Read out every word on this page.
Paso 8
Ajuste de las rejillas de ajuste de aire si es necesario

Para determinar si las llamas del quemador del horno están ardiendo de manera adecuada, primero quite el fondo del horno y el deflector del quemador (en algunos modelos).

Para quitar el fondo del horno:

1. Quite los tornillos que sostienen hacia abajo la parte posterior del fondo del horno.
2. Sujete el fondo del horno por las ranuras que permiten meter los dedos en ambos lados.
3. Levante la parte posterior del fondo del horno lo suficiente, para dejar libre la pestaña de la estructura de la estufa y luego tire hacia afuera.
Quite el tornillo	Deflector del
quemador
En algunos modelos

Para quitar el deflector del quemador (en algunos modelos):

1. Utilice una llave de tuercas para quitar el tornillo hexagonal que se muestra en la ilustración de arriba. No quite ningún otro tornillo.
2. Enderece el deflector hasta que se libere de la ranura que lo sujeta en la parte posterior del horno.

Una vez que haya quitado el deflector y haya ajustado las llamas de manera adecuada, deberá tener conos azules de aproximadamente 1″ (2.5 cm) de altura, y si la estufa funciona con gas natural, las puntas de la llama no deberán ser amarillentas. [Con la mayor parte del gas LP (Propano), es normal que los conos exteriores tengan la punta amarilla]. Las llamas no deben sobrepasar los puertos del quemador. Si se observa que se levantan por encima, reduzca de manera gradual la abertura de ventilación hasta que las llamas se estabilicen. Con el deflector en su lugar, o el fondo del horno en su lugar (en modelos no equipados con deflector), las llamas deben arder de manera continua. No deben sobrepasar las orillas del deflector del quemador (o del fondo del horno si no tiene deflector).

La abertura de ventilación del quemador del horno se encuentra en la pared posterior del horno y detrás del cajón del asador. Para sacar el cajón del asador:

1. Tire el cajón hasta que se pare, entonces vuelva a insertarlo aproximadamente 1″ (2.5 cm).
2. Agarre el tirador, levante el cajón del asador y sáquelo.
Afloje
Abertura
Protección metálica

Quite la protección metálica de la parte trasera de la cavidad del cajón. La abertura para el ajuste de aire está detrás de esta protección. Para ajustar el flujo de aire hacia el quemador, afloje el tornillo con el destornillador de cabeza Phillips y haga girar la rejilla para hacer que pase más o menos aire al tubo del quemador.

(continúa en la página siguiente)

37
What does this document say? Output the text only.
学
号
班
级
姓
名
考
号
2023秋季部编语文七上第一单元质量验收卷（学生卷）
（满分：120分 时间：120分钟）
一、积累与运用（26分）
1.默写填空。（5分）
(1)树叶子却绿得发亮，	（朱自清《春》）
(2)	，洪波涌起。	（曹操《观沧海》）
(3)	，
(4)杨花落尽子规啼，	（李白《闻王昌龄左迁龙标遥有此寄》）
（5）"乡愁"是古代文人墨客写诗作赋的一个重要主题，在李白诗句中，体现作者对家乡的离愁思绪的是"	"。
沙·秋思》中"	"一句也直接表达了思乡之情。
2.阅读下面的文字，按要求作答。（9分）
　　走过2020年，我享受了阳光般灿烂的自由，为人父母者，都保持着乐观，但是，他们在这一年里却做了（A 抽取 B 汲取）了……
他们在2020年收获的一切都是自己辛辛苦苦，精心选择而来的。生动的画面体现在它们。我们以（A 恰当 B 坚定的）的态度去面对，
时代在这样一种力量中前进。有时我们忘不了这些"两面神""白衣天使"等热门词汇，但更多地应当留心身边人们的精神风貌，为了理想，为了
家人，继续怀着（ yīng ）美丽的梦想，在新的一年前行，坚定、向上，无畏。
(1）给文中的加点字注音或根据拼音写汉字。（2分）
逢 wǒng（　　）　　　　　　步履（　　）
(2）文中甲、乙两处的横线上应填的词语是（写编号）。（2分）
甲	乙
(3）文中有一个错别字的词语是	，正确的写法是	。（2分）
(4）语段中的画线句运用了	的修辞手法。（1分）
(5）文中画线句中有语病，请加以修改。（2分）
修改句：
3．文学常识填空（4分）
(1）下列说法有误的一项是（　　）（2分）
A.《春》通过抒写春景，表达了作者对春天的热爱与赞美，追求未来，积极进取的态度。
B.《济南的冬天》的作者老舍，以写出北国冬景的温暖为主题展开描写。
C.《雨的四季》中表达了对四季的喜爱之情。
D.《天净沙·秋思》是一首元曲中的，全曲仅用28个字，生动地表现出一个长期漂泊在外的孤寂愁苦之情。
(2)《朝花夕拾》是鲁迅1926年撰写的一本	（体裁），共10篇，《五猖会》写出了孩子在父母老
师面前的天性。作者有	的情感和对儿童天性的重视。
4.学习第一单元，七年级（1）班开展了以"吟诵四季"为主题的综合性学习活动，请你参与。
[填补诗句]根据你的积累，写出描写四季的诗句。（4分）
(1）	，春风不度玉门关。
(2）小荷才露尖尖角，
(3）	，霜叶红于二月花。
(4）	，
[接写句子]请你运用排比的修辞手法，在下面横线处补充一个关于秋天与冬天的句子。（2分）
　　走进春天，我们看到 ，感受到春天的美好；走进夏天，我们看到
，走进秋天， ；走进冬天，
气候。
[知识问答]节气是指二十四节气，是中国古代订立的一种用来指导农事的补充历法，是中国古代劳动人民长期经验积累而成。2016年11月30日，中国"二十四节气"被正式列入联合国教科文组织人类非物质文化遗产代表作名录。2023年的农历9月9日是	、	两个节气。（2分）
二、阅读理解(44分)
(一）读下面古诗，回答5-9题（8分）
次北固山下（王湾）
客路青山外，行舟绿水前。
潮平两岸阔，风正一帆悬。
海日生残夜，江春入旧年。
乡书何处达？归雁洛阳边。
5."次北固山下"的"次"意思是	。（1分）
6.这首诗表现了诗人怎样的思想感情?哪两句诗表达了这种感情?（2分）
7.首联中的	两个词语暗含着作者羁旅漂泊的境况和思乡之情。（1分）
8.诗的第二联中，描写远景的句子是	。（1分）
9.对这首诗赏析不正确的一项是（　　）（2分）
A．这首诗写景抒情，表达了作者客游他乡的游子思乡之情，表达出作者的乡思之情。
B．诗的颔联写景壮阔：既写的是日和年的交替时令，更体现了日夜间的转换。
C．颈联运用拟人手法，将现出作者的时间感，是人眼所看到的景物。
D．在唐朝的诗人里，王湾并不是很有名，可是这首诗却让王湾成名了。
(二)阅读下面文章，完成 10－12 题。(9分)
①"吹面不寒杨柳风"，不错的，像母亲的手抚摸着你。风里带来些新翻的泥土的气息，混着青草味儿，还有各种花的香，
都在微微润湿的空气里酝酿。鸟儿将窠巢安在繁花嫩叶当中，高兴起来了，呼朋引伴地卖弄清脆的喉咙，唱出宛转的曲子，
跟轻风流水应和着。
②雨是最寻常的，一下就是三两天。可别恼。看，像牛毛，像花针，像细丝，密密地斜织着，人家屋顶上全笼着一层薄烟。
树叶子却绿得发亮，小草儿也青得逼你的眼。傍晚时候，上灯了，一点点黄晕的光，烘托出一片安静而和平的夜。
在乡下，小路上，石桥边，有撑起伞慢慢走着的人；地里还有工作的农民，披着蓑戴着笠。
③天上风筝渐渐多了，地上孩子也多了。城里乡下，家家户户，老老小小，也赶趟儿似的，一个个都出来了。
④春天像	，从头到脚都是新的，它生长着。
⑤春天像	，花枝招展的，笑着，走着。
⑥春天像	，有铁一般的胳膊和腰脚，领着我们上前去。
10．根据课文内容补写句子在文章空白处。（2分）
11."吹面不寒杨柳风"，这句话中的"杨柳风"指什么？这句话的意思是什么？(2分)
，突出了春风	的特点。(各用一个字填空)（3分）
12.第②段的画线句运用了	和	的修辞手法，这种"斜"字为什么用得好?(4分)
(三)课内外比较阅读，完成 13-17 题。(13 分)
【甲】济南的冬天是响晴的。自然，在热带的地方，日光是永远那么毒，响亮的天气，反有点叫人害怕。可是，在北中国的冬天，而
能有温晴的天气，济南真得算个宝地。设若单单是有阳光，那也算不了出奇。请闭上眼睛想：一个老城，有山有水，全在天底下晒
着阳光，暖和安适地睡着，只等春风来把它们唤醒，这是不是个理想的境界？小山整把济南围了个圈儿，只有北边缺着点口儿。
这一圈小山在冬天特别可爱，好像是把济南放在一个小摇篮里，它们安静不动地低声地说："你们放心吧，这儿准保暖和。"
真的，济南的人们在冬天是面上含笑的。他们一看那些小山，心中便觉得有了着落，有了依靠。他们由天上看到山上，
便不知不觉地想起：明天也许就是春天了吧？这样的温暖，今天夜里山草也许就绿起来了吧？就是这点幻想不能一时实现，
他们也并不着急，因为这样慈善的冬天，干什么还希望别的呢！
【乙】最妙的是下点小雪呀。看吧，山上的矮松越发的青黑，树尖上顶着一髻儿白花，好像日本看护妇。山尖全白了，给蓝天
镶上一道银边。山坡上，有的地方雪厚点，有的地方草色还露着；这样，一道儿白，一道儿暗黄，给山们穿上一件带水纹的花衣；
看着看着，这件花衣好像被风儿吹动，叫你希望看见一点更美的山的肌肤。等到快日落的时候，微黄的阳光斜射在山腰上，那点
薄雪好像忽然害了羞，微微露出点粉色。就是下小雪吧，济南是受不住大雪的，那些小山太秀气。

--- --- ---

▶ The task
Identify all lines in the records above with the word "asador".

▶ Task response
La abertura de ventilación del quemador del horno se encuentra en la pared posterior del horno y detrás del cajón del asador. Para sacar el cajón del asador:
2. Agarre el tirador, levante el cajón del asador y sáquelo.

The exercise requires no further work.